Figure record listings
┌──
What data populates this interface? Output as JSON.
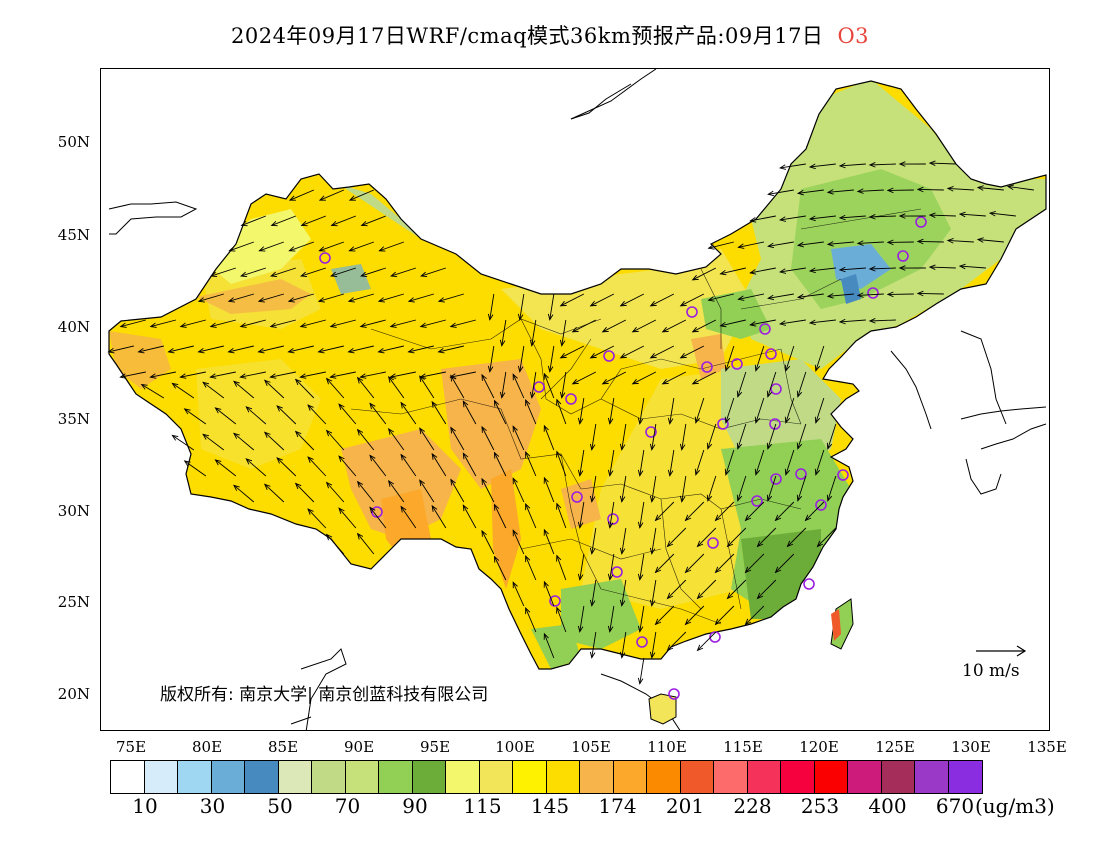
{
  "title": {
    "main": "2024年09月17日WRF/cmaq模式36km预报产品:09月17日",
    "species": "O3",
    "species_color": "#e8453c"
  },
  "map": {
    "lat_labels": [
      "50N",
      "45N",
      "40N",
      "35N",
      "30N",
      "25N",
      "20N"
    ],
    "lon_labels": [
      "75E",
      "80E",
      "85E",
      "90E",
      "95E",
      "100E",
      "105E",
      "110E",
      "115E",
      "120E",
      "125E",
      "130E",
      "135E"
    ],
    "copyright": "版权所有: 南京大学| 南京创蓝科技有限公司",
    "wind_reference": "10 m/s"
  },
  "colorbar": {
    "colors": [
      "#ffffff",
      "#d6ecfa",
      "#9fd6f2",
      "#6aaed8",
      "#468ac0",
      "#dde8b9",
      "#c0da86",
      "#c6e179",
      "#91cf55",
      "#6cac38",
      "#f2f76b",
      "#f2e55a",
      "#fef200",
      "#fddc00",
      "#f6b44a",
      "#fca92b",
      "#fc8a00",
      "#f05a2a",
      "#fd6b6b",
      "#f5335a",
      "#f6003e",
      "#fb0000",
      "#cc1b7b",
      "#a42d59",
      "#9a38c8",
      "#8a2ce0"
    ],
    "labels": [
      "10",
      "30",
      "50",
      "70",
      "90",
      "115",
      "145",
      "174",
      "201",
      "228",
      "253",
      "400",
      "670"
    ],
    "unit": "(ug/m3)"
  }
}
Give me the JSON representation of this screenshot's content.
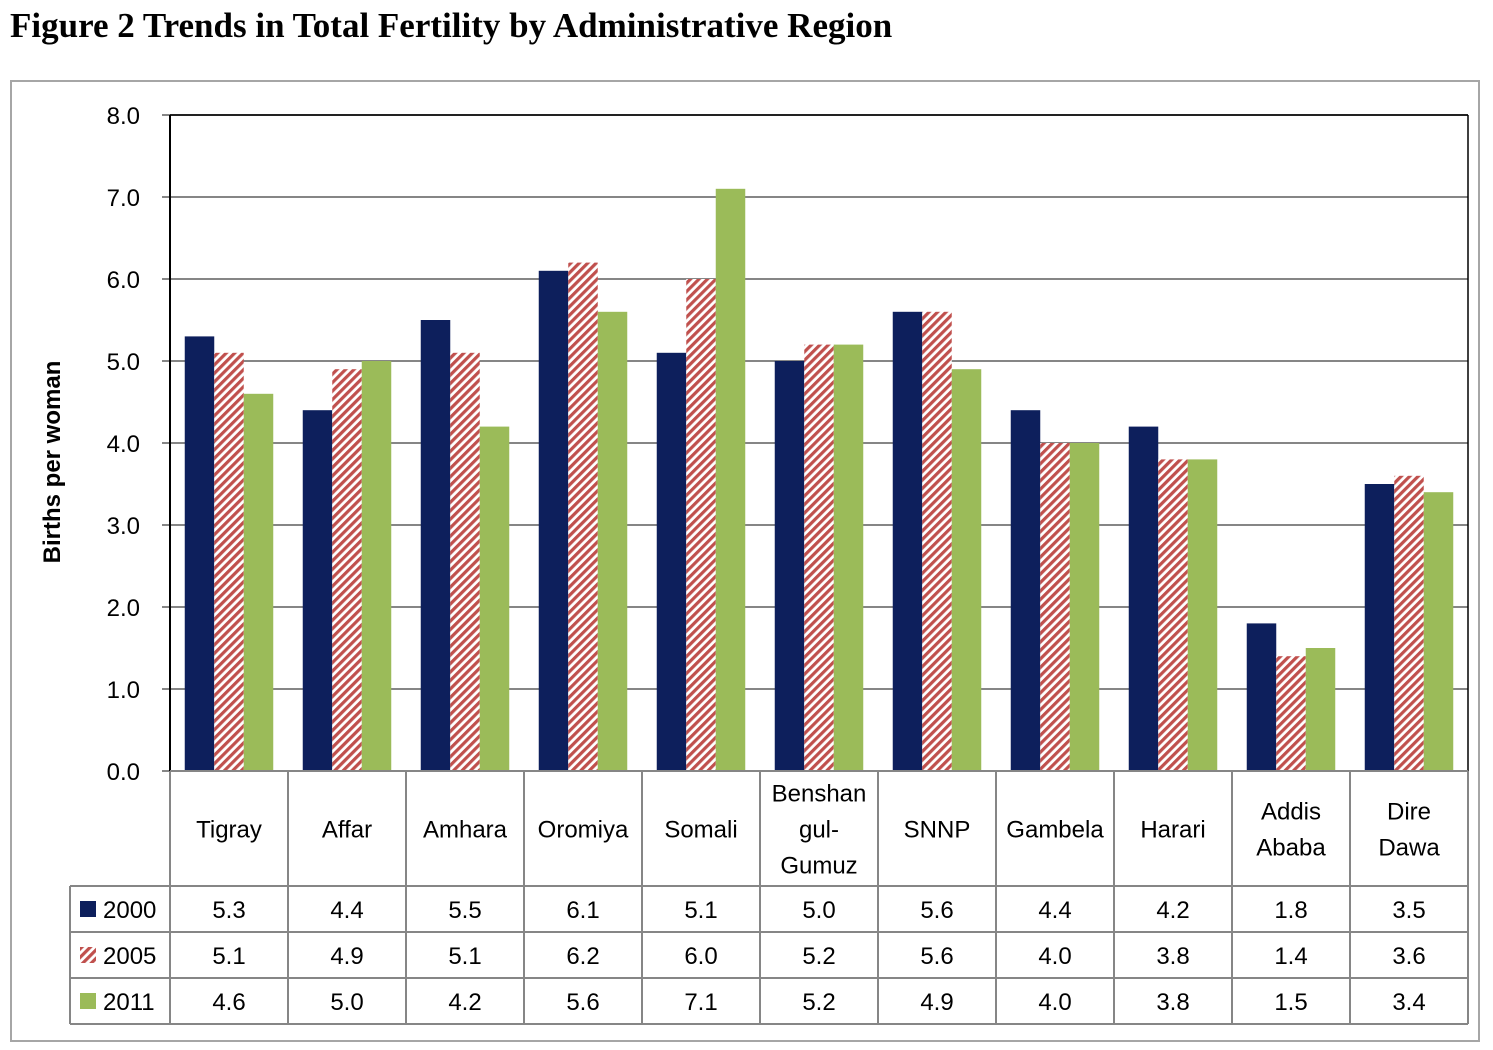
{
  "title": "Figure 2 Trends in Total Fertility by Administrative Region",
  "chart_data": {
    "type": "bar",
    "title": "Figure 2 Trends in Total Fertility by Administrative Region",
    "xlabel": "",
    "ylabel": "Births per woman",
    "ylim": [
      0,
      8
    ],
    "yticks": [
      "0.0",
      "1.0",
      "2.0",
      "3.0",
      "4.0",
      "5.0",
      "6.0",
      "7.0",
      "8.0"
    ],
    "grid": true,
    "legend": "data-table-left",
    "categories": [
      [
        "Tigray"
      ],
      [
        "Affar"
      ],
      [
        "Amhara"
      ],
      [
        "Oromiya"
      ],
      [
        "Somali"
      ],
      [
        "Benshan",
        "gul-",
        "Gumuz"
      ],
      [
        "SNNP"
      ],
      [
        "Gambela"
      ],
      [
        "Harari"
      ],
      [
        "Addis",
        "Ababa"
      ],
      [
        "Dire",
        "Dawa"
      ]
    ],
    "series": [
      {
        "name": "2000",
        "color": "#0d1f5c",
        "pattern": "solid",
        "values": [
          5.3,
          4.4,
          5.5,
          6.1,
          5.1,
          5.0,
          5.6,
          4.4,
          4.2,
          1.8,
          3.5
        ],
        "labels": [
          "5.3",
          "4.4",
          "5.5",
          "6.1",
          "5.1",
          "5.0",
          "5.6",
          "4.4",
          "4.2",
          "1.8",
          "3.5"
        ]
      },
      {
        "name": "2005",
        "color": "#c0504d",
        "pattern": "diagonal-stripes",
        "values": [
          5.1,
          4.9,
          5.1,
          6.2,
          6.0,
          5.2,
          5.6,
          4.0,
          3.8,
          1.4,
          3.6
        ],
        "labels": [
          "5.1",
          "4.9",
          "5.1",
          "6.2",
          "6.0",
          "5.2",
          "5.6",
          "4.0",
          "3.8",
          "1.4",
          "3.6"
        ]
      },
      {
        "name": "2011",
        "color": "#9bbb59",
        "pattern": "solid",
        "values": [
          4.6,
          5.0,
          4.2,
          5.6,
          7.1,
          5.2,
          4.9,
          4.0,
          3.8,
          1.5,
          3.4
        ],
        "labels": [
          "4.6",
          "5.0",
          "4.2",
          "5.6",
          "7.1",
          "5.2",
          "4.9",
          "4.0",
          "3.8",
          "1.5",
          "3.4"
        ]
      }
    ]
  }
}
└──
- **Exercise**: Copy out all the data exactly; skip the pictures.

- **Answer for this exercise**:
What data populates this interface? Output as JSON.
{
  "title": {
    "main": "2024年09月17日WRF/cmaq模式36km预报产品:09月17日",
    "species": "O3",
    "species_color": "#e8453c"
  },
  "map": {
    "lat_labels": [
      "50N",
      "45N",
      "40N",
      "35N",
      "30N",
      "25N",
      "20N"
    ],
    "lon_labels": [
      "75E",
      "80E",
      "85E",
      "90E",
      "95E",
      "100E",
      "105E",
      "110E",
      "115E",
      "120E",
      "125E",
      "130E",
      "135E"
    ],
    "copyright": "版权所有: 南京大学| 南京创蓝科技有限公司",
    "wind_reference": "10 m/s"
  },
  "colorbar": {
    "colors": [
      "#ffffff",
      "#d6ecfa",
      "#9fd6f2",
      "#6aaed8",
      "#468ac0",
      "#dde8b9",
      "#c0da86",
      "#c6e179",
      "#91cf55",
      "#6cac38",
      "#f2f76b",
      "#f2e55a",
      "#fef200",
      "#fddc00",
      "#f6b44a",
      "#fca92b",
      "#fc8a00",
      "#f05a2a",
      "#fd6b6b",
      "#f5335a",
      "#f6003e",
      "#fb0000",
      "#cc1b7b",
      "#a42d59",
      "#9a38c8",
      "#8a2ce0"
    ],
    "labels": [
      "10",
      "30",
      "50",
      "70",
      "90",
      "115",
      "145",
      "174",
      "201",
      "228",
      "253",
      "400",
      "670"
    ],
    "unit": "(ug/m3)"
  }
}
Give me the JSON representation of this screenshot's content.
{
  "title": "Figure 2 Trends in Total Fertility by Administrative Region",
  "chart_data": {
    "type": "bar",
    "title": "Figure 2 Trends in Total Fertility by Administrative Region",
    "xlabel": "",
    "ylabel": "Births per woman",
    "ylim": [
      0,
      8
    ],
    "yticks": [
      "0.0",
      "1.0",
      "2.0",
      "3.0",
      "4.0",
      "5.0",
      "6.0",
      "7.0",
      "8.0"
    ],
    "grid": true,
    "legend": "data-table-left",
    "categories": [
      [
        "Tigray"
      ],
      [
        "Affar"
      ],
      [
        "Amhara"
      ],
      [
        "Oromiya"
      ],
      [
        "Somali"
      ],
      [
        "Benshan",
        "gul-",
        "Gumuz"
      ],
      [
        "SNNP"
      ],
      [
        "Gambela"
      ],
      [
        "Harari"
      ],
      [
        "Addis",
        "Ababa"
      ],
      [
        "Dire",
        "Dawa"
      ]
    ],
    "series": [
      {
        "name": "2000",
        "color": "#0d1f5c",
        "pattern": "solid",
        "values": [
          5.3,
          4.4,
          5.5,
          6.1,
          5.1,
          5.0,
          5.6,
          4.4,
          4.2,
          1.8,
          3.5
        ],
        "labels": [
          "5.3",
          "4.4",
          "5.5",
          "6.1",
          "5.1",
          "5.0",
          "5.6",
          "4.4",
          "4.2",
          "1.8",
          "3.5"
        ]
      },
      {
        "name": "2005",
        "color": "#c0504d",
        "pattern": "diagonal-stripes",
        "values": [
          5.1,
          4.9,
          5.1,
          6.2,
          6.0,
          5.2,
          5.6,
          4.0,
          3.8,
          1.4,
          3.6
        ],
        "labels": [
          "5.1",
          "4.9",
          "5.1",
          "6.2",
          "6.0",
          "5.2",
          "5.6",
          "4.0",
          "3.8",
          "1.4",
          "3.6"
        ]
      },
      {
        "name": "2011",
        "color": "#9bbb59",
        "pattern": "solid",
        "values": [
          4.6,
          5.0,
          4.2,
          5.6,
          7.1,
          5.2,
          4.9,
          4.0,
          3.8,
          1.5,
          3.4
        ],
        "labels": [
          "4.6",
          "5.0",
          "4.2",
          "5.6",
          "7.1",
          "5.2",
          "4.9",
          "4.0",
          "3.8",
          "1.5",
          "3.4"
        ]
      }
    ]
  }
}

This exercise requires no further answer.